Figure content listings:

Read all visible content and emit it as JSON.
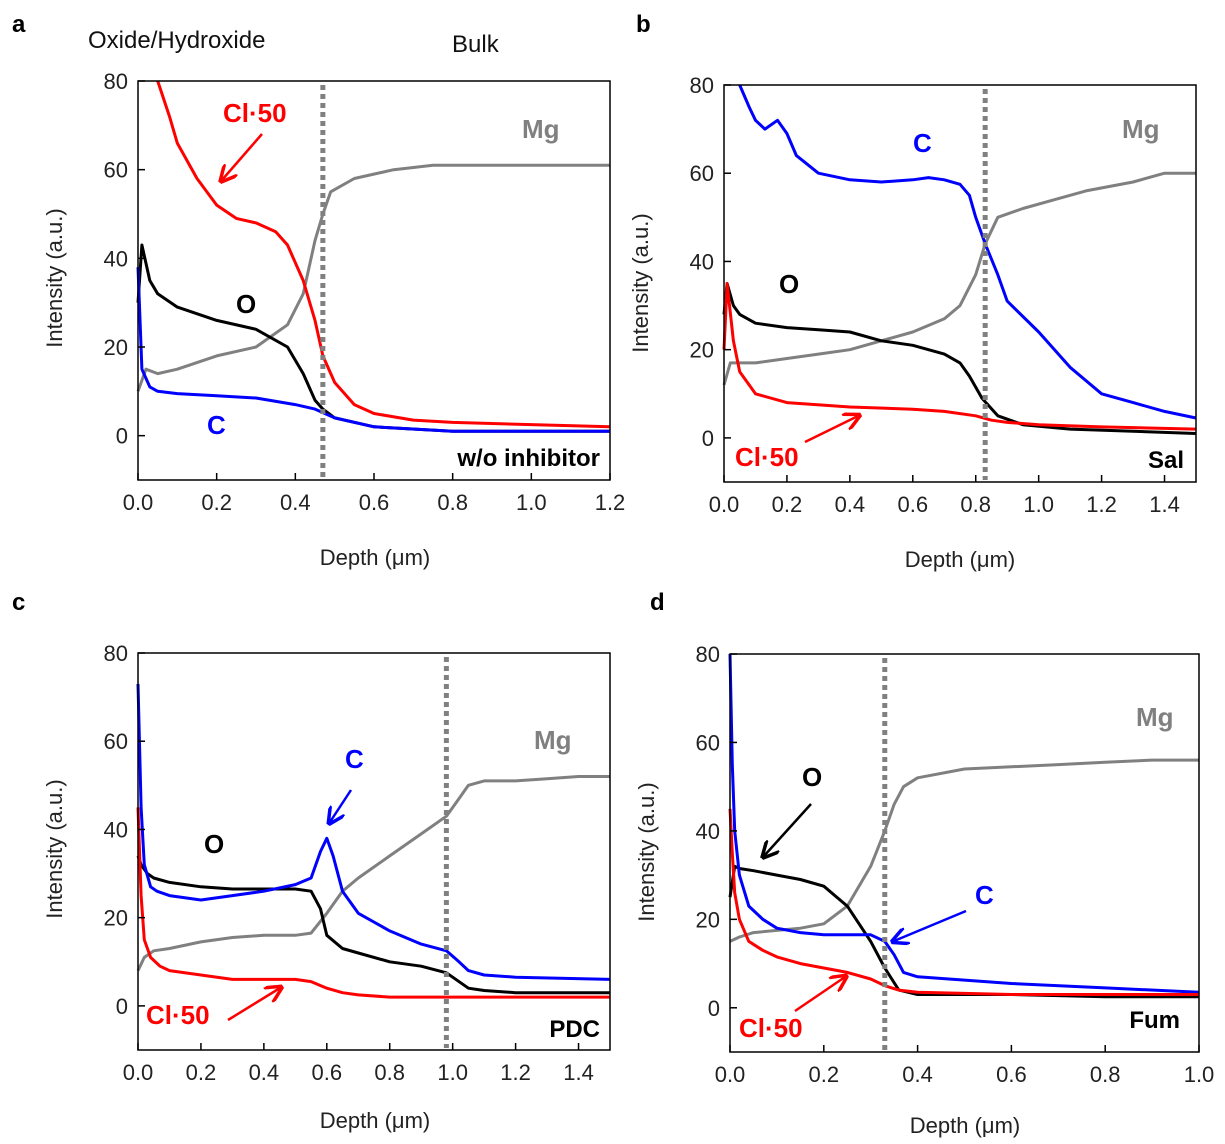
{
  "colors": {
    "Mg": "#808080",
    "O": "#000000",
    "C": "#0000ff",
    "Cl": "#ff0000",
    "divider": "#808080"
  },
  "chart_data": [
    {
      "panel": "a",
      "type": "line",
      "xlabel": "Depth (μm)",
      "ylabel": "Intensity (a.u.)",
      "xlim": [
        0,
        1.2
      ],
      "ylim": [
        -10,
        80
      ],
      "xticks": [
        0,
        0.2,
        0.4,
        0.6,
        0.8,
        1.0,
        1.2
      ],
      "xtick_labels": [
        "0.0",
        "0.2",
        "0.4",
        "0.6",
        "0.8",
        "1.0",
        "1.2"
      ],
      "yticks": [
        0,
        20,
        40,
        60,
        80
      ],
      "region_labels": [
        "Oxide/Hydroxide",
        "Bulk"
      ],
      "sample": "w/o inhibitor",
      "divider_x": 0.47,
      "series": [
        {
          "name": "Mg",
          "color": "#808080",
          "x": [
            0,
            0.02,
            0.05,
            0.1,
            0.2,
            0.3,
            0.38,
            0.42,
            0.45,
            0.47,
            0.49,
            0.55,
            0.65,
            0.75,
            0.85,
            1.0,
            1.2
          ],
          "y": [
            10,
            15,
            14,
            15,
            18,
            20,
            25,
            32,
            44,
            50,
            55,
            58,
            60,
            61,
            61,
            61,
            61
          ]
        },
        {
          "name": "O",
          "color": "#000000",
          "x": [
            0,
            0.01,
            0.03,
            0.05,
            0.1,
            0.2,
            0.3,
            0.38,
            0.42,
            0.45,
            0.47,
            0.5,
            0.6,
            0.8,
            1.0,
            1.2
          ],
          "y": [
            30,
            43,
            35,
            32,
            29,
            26,
            24,
            20,
            14,
            8,
            6,
            4,
            2,
            1,
            1,
            1
          ]
        },
        {
          "name": "C",
          "color": "#0000ff",
          "x": [
            0,
            0.01,
            0.03,
            0.05,
            0.1,
            0.2,
            0.3,
            0.4,
            0.45,
            0.5,
            0.6,
            0.8,
            1.0,
            1.2
          ],
          "y": [
            38,
            15,
            11,
            10,
            9.5,
            9,
            8.5,
            7,
            6,
            4,
            2,
            1,
            1,
            1
          ]
        },
        {
          "name": "Cl·50",
          "color": "#ff0000",
          "x": [
            0.05,
            0.08,
            0.1,
            0.15,
            0.2,
            0.25,
            0.3,
            0.35,
            0.38,
            0.42,
            0.45,
            0.47,
            0.5,
            0.55,
            0.6,
            0.7,
            0.8,
            1.0,
            1.2
          ],
          "y": [
            80,
            72,
            66,
            58,
            52,
            49,
            48,
            46,
            43,
            35,
            26,
            18,
            12,
            7,
            5,
            3.5,
            3,
            2.5,
            2
          ]
        }
      ],
      "annotations": [
        {
          "text": "Cl·50",
          "color": "#ff0000"
        },
        {
          "text": "Mg",
          "color": "#808080"
        },
        {
          "text": "O",
          "color": "#000000"
        },
        {
          "text": "C",
          "color": "#0000ff"
        }
      ]
    },
    {
      "panel": "b",
      "type": "line",
      "xlabel": "Depth (μm)",
      "ylabel": "Intensity (a.u.)",
      "xlim": [
        0,
        1.5
      ],
      "ylim": [
        -10,
        80
      ],
      "xticks": [
        0,
        0.2,
        0.4,
        0.6,
        0.8,
        1.0,
        1.2,
        1.4
      ],
      "xtick_labels": [
        "0.0",
        "0.2",
        "0.4",
        "0.6",
        "0.8",
        "1.0",
        "1.2",
        "1.4"
      ],
      "yticks": [
        0,
        20,
        40,
        60,
        80
      ],
      "sample": "Sal",
      "divider_x": 0.83,
      "series": [
        {
          "name": "Mg",
          "color": "#808080",
          "x": [
            0,
            0.02,
            0.05,
            0.1,
            0.2,
            0.3,
            0.4,
            0.5,
            0.6,
            0.7,
            0.75,
            0.8,
            0.83,
            0.87,
            0.95,
            1.05,
            1.15,
            1.3,
            1.4,
            1.5
          ],
          "y": [
            12,
            17,
            17,
            17,
            18,
            19,
            20,
            22,
            24,
            27,
            30,
            37,
            44,
            50,
            52,
            54,
            56,
            58,
            60,
            60
          ]
        },
        {
          "name": "O",
          "color": "#000000",
          "x": [
            0,
            0.01,
            0.03,
            0.05,
            0.1,
            0.2,
            0.3,
            0.4,
            0.5,
            0.6,
            0.7,
            0.75,
            0.78,
            0.82,
            0.87,
            0.95,
            1.1,
            1.3,
            1.5
          ],
          "y": [
            28,
            35,
            30,
            28,
            26,
            25,
            24.5,
            24,
            22,
            21,
            19,
            17,
            14,
            9,
            5,
            3,
            2,
            1.5,
            1
          ]
        },
        {
          "name": "C",
          "color": "#0000ff",
          "x": [
            0.05,
            0.08,
            0.1,
            0.13,
            0.17,
            0.2,
            0.23,
            0.3,
            0.4,
            0.5,
            0.6,
            0.65,
            0.7,
            0.75,
            0.78,
            0.8,
            0.83,
            0.87,
            0.9,
            1.0,
            1.1,
            1.2,
            1.3,
            1.4,
            1.5
          ],
          "y": [
            80,
            75,
            72,
            70,
            72,
            69,
            64,
            60,
            58.5,
            58,
            58.5,
            59,
            58.5,
            57.5,
            55,
            50,
            44,
            37,
            31,
            24,
            16,
            10,
            8,
            6,
            4.5
          ]
        },
        {
          "name": "Cl·50",
          "color": "#ff0000",
          "x": [
            0,
            0.01,
            0.03,
            0.05,
            0.1,
            0.2,
            0.4,
            0.6,
            0.7,
            0.8,
            0.85,
            0.9,
            1.0,
            1.2,
            1.5
          ],
          "y": [
            20,
            35,
            22,
            15,
            10,
            8,
            7,
            6.5,
            6,
            5,
            4,
            3.5,
            3,
            2.5,
            2
          ]
        }
      ],
      "annotations": [
        {
          "text": "C",
          "color": "#0000ff"
        },
        {
          "text": "Mg",
          "color": "#808080"
        },
        {
          "text": "O",
          "color": "#000000"
        },
        {
          "text": "Cl·50",
          "color": "#ff0000"
        }
      ]
    },
    {
      "panel": "c",
      "type": "line",
      "xlabel": "Depth (μm)",
      "ylabel": "Intensity (a.u.)",
      "xlim": [
        0,
        1.5
      ],
      "ylim": [
        -10,
        80
      ],
      "xticks": [
        0,
        0.2,
        0.4,
        0.6,
        0.8,
        1.0,
        1.2,
        1.4
      ],
      "xtick_labels": [
        "0.0",
        "0.2",
        "0.4",
        "0.6",
        "0.8",
        "1.0",
        "1.2",
        "1.4"
      ],
      "yticks": [
        0,
        20,
        40,
        60,
        80
      ],
      "sample": "PDC",
      "divider_x": 0.98,
      "series": [
        {
          "name": "Mg",
          "color": "#808080",
          "x": [
            0,
            0.02,
            0.05,
            0.1,
            0.2,
            0.3,
            0.4,
            0.5,
            0.55,
            0.6,
            0.65,
            0.7,
            0.8,
            0.9,
            0.98,
            1.02,
            1.05,
            1.1,
            1.2,
            1.3,
            1.4,
            1.5
          ],
          "y": [
            8,
            11,
            12.5,
            13,
            14.5,
            15.5,
            16,
            16,
            16.5,
            21,
            26,
            29,
            34,
            39,
            43,
            47,
            50,
            51,
            51,
            51.5,
            52,
            52
          ]
        },
        {
          "name": "O",
          "color": "#000000",
          "x": [
            0,
            0.01,
            0.03,
            0.05,
            0.1,
            0.2,
            0.3,
            0.4,
            0.5,
            0.55,
            0.58,
            0.6,
            0.65,
            0.7,
            0.8,
            0.9,
            0.98,
            1.0,
            1.05,
            1.1,
            1.2,
            1.5
          ],
          "y": [
            34,
            32,
            30,
            29,
            28,
            27,
            26.5,
            26.5,
            26.5,
            26,
            22,
            16,
            13,
            12,
            10,
            9,
            7.5,
            6.5,
            4,
            3.5,
            3,
            3
          ]
        },
        {
          "name": "C",
          "color": "#0000ff",
          "x": [
            0,
            0.01,
            0.02,
            0.04,
            0.06,
            0.1,
            0.2,
            0.3,
            0.4,
            0.5,
            0.55,
            0.58,
            0.6,
            0.62,
            0.65,
            0.7,
            0.8,
            0.9,
            0.98,
            1.02,
            1.05,
            1.1,
            1.2,
            1.5
          ],
          "y": [
            73,
            45,
            32,
            27,
            26,
            25,
            24,
            25,
            26,
            27.5,
            29,
            35,
            38,
            34,
            26,
            21,
            17,
            14,
            12.5,
            10,
            8,
            7,
            6.5,
            6
          ]
        },
        {
          "name": "Cl·50",
          "color": "#ff0000",
          "x": [
            0,
            0.01,
            0.02,
            0.04,
            0.07,
            0.1,
            0.2,
            0.3,
            0.4,
            0.5,
            0.55,
            0.6,
            0.65,
            0.7,
            0.8,
            1.0,
            1.5
          ],
          "y": [
            45,
            25,
            15,
            11,
            9,
            8,
            7,
            6,
            6,
            6,
            5.5,
            4,
            3,
            2.5,
            2,
            2,
            2
          ]
        }
      ],
      "annotations": [
        {
          "text": "Mg",
          "color": "#808080"
        },
        {
          "text": "C",
          "color": "#0000ff"
        },
        {
          "text": "O",
          "color": "#000000"
        },
        {
          "text": "Cl·50",
          "color": "#ff0000"
        }
      ]
    },
    {
      "panel": "d",
      "type": "line",
      "xlabel": "Depth (μm)",
      "ylabel": "Intensity (a.u.)",
      "xlim": [
        0,
        1.0
      ],
      "ylim": [
        -10,
        80
      ],
      "xticks": [
        0,
        0.2,
        0.4,
        0.6,
        0.8,
        1.0
      ],
      "xtick_labels": [
        "0.0",
        "0.2",
        "0.4",
        "0.6",
        "0.8",
        "1.0"
      ],
      "yticks": [
        0,
        20,
        40,
        60,
        80
      ],
      "sample": "Fum",
      "divider_x": 0.33,
      "series": [
        {
          "name": "Mg",
          "color": "#808080",
          "x": [
            0,
            0.02,
            0.05,
            0.1,
            0.15,
            0.2,
            0.25,
            0.3,
            0.33,
            0.35,
            0.37,
            0.4,
            0.5,
            0.6,
            0.7,
            0.8,
            0.9,
            1.0
          ],
          "y": [
            15,
            16,
            17,
            17.5,
            18,
            19,
            23,
            32,
            40,
            46,
            50,
            52,
            54,
            54.5,
            55,
            55.5,
            56,
            56
          ]
        },
        {
          "name": "O",
          "color": "#000000",
          "x": [
            0,
            0.01,
            0.02,
            0.05,
            0.1,
            0.15,
            0.2,
            0.25,
            0.3,
            0.33,
            0.36,
            0.4,
            0.6,
            0.8,
            1.0
          ],
          "y": [
            25,
            32,
            31.5,
            31,
            30,
            29,
            27.5,
            23,
            15,
            9,
            4,
            3,
            3,
            2.5,
            2.5
          ]
        },
        {
          "name": "C",
          "color": "#0000ff",
          "x": [
            0,
            0.005,
            0.01,
            0.02,
            0.04,
            0.07,
            0.1,
            0.15,
            0.2,
            0.25,
            0.3,
            0.33,
            0.35,
            0.37,
            0.4,
            0.6,
            0.8,
            1.0
          ],
          "y": [
            80,
            55,
            40,
            30,
            23,
            20,
            18,
            17,
            16.5,
            16.5,
            16.5,
            15,
            12,
            8,
            7,
            5.5,
            4.5,
            3.5
          ]
        },
        {
          "name": "Cl·50",
          "color": "#ff0000",
          "x": [
            0,
            0.005,
            0.01,
            0.02,
            0.04,
            0.07,
            0.1,
            0.15,
            0.2,
            0.25,
            0.3,
            0.33,
            0.36,
            0.4,
            0.6,
            0.8,
            1.0
          ],
          "y": [
            45,
            35,
            26,
            20,
            15,
            13,
            11.5,
            10,
            9,
            8,
            6.5,
            5,
            4,
            3.5,
            3,
            3,
            3
          ]
        }
      ],
      "annotations": [
        {
          "text": "Mg",
          "color": "#808080"
        },
        {
          "text": "O",
          "color": "#000000"
        },
        {
          "text": "C",
          "color": "#0000ff"
        },
        {
          "text": "Cl·50",
          "color": "#ff0000"
        }
      ]
    }
  ]
}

● WORK REQUIRED: Say, as a bare number, how many lines in the entries above include the string "sample".

● IN RESPONSE: 4